■ Required work: Gather, from the data below, each line in which the word "title" occurs.

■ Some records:

___

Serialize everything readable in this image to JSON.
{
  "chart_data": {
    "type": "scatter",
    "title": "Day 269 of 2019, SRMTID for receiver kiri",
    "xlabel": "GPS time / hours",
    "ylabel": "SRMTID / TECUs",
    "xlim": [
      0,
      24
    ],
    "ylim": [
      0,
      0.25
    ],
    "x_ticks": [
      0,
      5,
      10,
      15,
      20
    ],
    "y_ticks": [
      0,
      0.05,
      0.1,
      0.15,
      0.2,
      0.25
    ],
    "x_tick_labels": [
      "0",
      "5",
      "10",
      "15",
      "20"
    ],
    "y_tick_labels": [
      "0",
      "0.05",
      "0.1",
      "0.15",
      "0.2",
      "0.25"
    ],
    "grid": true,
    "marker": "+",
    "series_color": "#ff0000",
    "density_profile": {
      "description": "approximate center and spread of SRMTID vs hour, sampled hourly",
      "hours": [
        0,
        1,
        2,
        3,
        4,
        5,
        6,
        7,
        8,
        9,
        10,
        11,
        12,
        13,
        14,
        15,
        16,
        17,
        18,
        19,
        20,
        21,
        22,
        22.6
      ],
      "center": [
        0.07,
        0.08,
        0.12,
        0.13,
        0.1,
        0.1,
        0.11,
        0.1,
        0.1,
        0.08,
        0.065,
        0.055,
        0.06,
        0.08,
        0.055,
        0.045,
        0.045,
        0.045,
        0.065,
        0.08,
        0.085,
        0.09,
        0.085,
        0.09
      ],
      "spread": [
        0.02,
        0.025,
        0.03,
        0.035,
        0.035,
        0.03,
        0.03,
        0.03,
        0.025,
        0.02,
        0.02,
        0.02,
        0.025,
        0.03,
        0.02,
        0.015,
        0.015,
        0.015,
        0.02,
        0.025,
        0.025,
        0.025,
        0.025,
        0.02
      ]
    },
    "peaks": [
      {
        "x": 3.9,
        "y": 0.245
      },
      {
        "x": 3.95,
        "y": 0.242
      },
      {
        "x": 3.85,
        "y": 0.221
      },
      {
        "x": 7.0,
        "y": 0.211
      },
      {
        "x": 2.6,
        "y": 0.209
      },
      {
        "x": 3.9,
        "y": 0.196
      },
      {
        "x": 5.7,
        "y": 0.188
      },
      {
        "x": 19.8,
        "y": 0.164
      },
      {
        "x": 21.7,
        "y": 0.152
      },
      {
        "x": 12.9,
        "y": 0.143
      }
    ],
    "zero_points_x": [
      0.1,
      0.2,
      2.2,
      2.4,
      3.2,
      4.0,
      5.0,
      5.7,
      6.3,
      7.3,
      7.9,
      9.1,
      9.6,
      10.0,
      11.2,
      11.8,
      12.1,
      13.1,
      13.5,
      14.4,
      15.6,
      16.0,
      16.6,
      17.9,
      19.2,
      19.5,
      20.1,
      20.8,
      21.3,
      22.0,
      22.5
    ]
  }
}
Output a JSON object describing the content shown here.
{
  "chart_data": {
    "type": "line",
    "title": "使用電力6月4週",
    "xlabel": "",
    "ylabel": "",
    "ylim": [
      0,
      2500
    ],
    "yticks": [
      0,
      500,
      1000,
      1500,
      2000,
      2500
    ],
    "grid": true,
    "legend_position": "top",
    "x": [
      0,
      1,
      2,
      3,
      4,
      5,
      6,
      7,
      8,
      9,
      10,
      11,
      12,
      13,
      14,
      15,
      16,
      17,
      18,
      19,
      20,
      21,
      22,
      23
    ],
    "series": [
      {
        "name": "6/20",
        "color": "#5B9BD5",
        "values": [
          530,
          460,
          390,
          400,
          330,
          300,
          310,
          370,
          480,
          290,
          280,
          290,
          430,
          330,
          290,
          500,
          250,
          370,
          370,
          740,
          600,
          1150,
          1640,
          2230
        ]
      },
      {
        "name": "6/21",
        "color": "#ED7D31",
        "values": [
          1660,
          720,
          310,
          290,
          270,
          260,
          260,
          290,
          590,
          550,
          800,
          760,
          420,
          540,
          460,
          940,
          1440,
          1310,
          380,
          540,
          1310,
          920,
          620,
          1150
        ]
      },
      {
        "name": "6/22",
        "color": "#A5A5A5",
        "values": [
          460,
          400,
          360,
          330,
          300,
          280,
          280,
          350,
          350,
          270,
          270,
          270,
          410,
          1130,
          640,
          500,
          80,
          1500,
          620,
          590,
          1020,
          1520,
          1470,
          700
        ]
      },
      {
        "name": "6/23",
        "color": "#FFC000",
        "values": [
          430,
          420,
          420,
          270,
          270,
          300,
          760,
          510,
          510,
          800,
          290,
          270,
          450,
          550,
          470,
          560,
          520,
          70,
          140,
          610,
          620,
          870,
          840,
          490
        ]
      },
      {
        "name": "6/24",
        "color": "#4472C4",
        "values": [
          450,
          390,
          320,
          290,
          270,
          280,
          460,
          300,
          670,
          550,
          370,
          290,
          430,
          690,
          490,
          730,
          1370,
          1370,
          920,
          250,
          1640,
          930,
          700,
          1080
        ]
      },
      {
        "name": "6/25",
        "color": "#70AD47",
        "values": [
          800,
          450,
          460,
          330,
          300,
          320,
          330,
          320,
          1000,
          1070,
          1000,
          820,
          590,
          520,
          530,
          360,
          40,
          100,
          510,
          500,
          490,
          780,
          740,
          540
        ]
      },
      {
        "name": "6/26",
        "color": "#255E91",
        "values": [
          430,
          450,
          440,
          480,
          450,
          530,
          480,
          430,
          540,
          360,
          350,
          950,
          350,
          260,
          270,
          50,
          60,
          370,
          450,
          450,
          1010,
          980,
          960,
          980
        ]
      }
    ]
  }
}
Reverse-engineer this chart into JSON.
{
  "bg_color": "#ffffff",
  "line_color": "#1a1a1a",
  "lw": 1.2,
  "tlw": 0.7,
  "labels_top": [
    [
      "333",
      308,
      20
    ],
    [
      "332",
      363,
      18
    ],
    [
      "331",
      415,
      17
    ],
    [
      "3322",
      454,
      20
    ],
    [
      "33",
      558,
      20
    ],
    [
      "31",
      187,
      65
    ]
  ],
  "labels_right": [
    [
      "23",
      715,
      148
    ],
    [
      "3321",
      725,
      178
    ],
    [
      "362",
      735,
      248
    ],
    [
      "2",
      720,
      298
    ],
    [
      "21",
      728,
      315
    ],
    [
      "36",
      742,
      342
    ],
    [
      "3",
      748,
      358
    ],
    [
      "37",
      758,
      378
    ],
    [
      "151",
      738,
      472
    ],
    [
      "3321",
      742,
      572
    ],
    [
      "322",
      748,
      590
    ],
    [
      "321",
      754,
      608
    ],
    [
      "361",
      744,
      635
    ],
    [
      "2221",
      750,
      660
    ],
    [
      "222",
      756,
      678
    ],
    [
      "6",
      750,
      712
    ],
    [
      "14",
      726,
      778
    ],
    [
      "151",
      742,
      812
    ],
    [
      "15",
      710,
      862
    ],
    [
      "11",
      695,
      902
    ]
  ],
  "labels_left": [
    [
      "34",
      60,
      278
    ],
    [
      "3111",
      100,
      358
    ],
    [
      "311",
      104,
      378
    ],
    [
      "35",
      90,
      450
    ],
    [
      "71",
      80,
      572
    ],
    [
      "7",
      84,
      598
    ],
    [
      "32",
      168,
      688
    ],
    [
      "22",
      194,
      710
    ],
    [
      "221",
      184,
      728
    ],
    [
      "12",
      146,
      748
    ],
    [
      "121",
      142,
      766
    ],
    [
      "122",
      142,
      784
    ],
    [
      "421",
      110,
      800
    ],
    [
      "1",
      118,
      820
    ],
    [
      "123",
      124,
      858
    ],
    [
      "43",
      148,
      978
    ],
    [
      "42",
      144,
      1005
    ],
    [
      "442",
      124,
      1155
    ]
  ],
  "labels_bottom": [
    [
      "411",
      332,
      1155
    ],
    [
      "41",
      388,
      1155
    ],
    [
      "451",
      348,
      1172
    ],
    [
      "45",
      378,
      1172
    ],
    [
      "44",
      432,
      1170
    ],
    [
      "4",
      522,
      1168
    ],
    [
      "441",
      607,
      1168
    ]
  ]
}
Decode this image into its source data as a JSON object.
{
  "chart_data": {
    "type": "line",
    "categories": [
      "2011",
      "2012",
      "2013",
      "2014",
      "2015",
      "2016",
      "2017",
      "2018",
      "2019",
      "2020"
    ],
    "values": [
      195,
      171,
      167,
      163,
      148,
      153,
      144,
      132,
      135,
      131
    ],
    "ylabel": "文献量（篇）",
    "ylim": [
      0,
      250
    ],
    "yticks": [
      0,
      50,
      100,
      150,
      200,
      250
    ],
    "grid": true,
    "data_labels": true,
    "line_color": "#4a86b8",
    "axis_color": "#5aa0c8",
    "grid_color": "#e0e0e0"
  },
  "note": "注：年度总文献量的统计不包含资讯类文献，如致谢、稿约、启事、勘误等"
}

___

■ Exercise solution:
    "title": "Day 269 of 2019, SRMTID for receiver kiri",
    "title": "使用電力6月4週",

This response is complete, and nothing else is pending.